Materials provided.
## BEGIN
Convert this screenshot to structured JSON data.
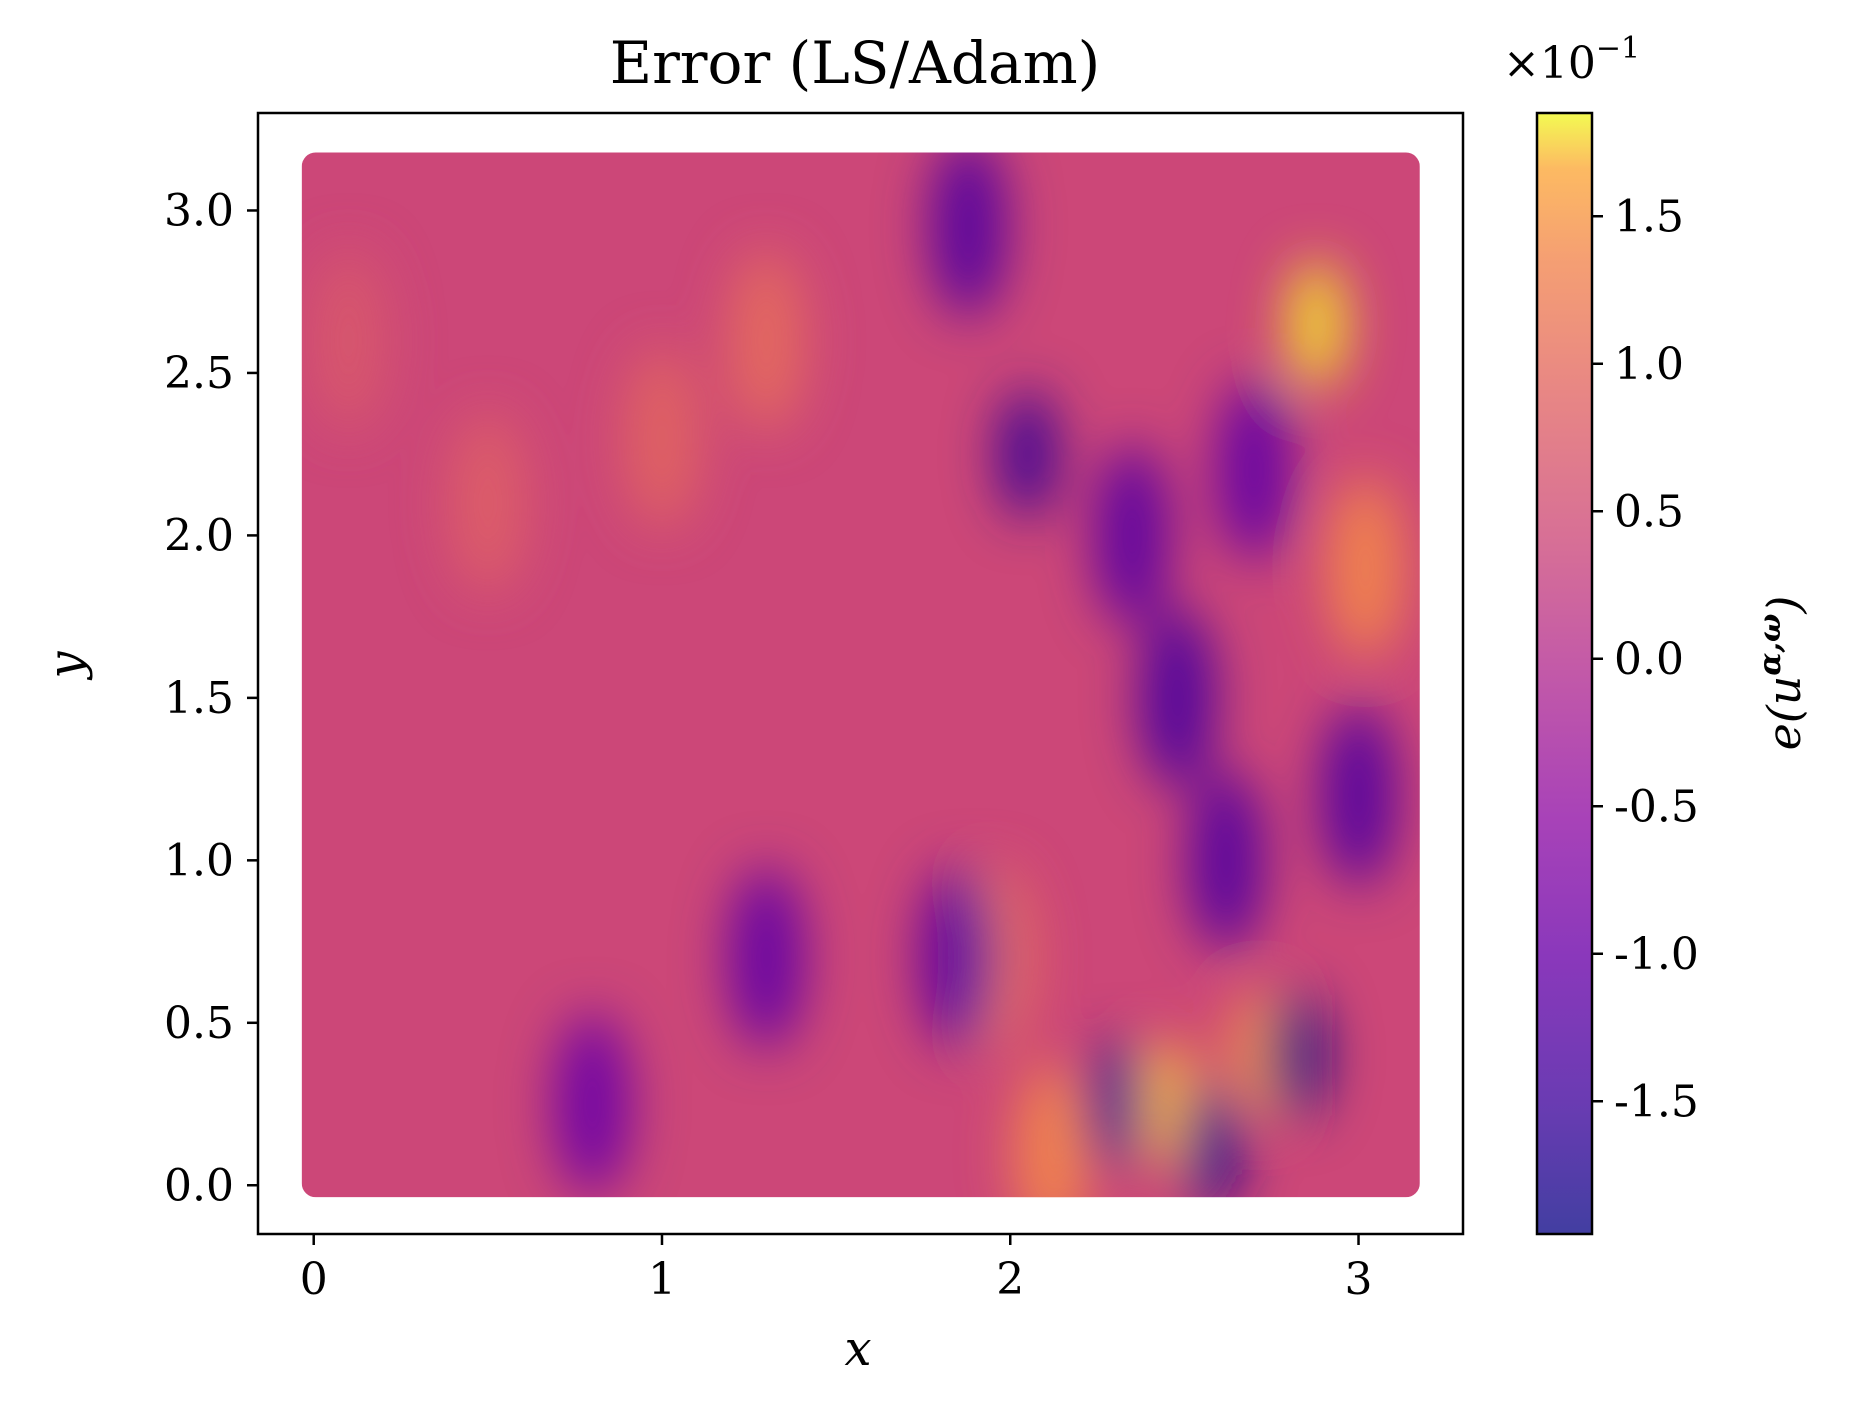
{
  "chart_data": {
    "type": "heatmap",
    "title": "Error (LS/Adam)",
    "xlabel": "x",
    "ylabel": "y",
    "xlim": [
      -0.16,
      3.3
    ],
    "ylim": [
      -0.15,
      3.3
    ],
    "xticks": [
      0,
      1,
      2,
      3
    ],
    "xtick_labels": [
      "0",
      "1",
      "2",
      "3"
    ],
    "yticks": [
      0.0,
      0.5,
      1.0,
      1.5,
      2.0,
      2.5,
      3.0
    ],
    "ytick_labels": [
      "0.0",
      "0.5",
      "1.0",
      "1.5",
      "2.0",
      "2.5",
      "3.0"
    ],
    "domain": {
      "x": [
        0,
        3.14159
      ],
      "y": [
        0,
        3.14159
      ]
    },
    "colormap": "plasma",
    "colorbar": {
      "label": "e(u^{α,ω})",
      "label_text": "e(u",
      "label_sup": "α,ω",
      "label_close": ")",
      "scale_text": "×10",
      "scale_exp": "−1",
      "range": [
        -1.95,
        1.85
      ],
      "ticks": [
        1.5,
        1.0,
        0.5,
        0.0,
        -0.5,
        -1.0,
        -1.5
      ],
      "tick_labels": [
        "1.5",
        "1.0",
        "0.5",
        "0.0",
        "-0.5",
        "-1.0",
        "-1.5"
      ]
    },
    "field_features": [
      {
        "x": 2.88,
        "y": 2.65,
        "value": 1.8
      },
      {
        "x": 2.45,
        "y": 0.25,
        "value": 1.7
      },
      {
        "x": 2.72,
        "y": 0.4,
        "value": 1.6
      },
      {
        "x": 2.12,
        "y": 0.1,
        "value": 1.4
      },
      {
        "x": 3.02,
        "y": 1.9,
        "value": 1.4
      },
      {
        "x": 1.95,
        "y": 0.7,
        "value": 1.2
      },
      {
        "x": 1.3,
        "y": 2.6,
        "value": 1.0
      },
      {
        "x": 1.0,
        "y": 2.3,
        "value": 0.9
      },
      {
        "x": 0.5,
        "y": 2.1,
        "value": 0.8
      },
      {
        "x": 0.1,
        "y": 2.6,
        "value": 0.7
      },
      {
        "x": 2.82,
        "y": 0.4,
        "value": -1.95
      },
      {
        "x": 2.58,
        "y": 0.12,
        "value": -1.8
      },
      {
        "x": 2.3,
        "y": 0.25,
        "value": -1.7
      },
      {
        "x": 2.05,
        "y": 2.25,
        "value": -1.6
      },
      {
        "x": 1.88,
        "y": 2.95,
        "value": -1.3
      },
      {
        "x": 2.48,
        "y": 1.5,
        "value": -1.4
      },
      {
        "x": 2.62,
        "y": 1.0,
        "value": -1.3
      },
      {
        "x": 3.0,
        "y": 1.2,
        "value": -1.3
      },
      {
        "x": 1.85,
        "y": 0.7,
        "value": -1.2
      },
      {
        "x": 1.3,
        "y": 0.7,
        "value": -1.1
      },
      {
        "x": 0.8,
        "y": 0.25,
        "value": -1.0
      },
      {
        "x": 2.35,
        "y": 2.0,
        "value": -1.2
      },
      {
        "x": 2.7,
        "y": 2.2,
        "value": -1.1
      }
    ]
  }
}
## END
Objective. Leave out the pictures and transcribe everything else exactly.

Correct response.
Convert this screenshot to structured JSON data.
{
  "chart_data": {
    "type": "heatmap",
    "title": "Error (LS/Adam)",
    "xlabel": "x",
    "ylabel": "y",
    "xlim": [
      -0.16,
      3.3
    ],
    "ylim": [
      -0.15,
      3.3
    ],
    "xticks": [
      0,
      1,
      2,
      3
    ],
    "xtick_labels": [
      "0",
      "1",
      "2",
      "3"
    ],
    "yticks": [
      0.0,
      0.5,
      1.0,
      1.5,
      2.0,
      2.5,
      3.0
    ],
    "ytick_labels": [
      "0.0",
      "0.5",
      "1.0",
      "1.5",
      "2.0",
      "2.5",
      "3.0"
    ],
    "domain": {
      "x": [
        0,
        3.14159
      ],
      "y": [
        0,
        3.14159
      ]
    },
    "colormap": "plasma",
    "colorbar": {
      "label": "e(u^{α,ω})",
      "label_text": "e(u",
      "label_sup": "α,ω",
      "label_close": ")",
      "scale_text": "×10",
      "scale_exp": "−1",
      "range": [
        -1.95,
        1.85
      ],
      "ticks": [
        1.5,
        1.0,
        0.5,
        0.0,
        -0.5,
        -1.0,
        -1.5
      ],
      "tick_labels": [
        "1.5",
        "1.0",
        "0.5",
        "0.0",
        "-0.5",
        "-1.0",
        "-1.5"
      ]
    },
    "field_features": [
      {
        "x": 2.88,
        "y": 2.65,
        "value": 1.8
      },
      {
        "x": 2.45,
        "y": 0.25,
        "value": 1.7
      },
      {
        "x": 2.72,
        "y": 0.4,
        "value": 1.6
      },
      {
        "x": 2.12,
        "y": 0.1,
        "value": 1.4
      },
      {
        "x": 3.02,
        "y": 1.9,
        "value": 1.4
      },
      {
        "x": 1.95,
        "y": 0.7,
        "value": 1.2
      },
      {
        "x": 1.3,
        "y": 2.6,
        "value": 1.0
      },
      {
        "x": 1.0,
        "y": 2.3,
        "value": 0.9
      },
      {
        "x": 0.5,
        "y": 2.1,
        "value": 0.8
      },
      {
        "x": 0.1,
        "y": 2.6,
        "value": 0.7
      },
      {
        "x": 2.82,
        "y": 0.4,
        "value": -1.95
      },
      {
        "x": 2.58,
        "y": 0.12,
        "value": -1.8
      },
      {
        "x": 2.3,
        "y": 0.25,
        "value": -1.7
      },
      {
        "x": 2.05,
        "y": 2.25,
        "value": -1.6
      },
      {
        "x": 1.88,
        "y": 2.95,
        "value": -1.3
      },
      {
        "x": 2.48,
        "y": 1.5,
        "value": -1.4
      },
      {
        "x": 2.62,
        "y": 1.0,
        "value": -1.3
      },
      {
        "x": 3.0,
        "y": 1.2,
        "value": -1.3
      },
      {
        "x": 1.85,
        "y": 0.7,
        "value": -1.2
      },
      {
        "x": 1.3,
        "y": 0.7,
        "value": -1.1
      },
      {
        "x": 0.8,
        "y": 0.25,
        "value": -1.0
      },
      {
        "x": 2.35,
        "y": 2.0,
        "value": -1.2
      },
      {
        "x": 2.7,
        "y": 2.2,
        "value": -1.1
      }
    ]
  }
}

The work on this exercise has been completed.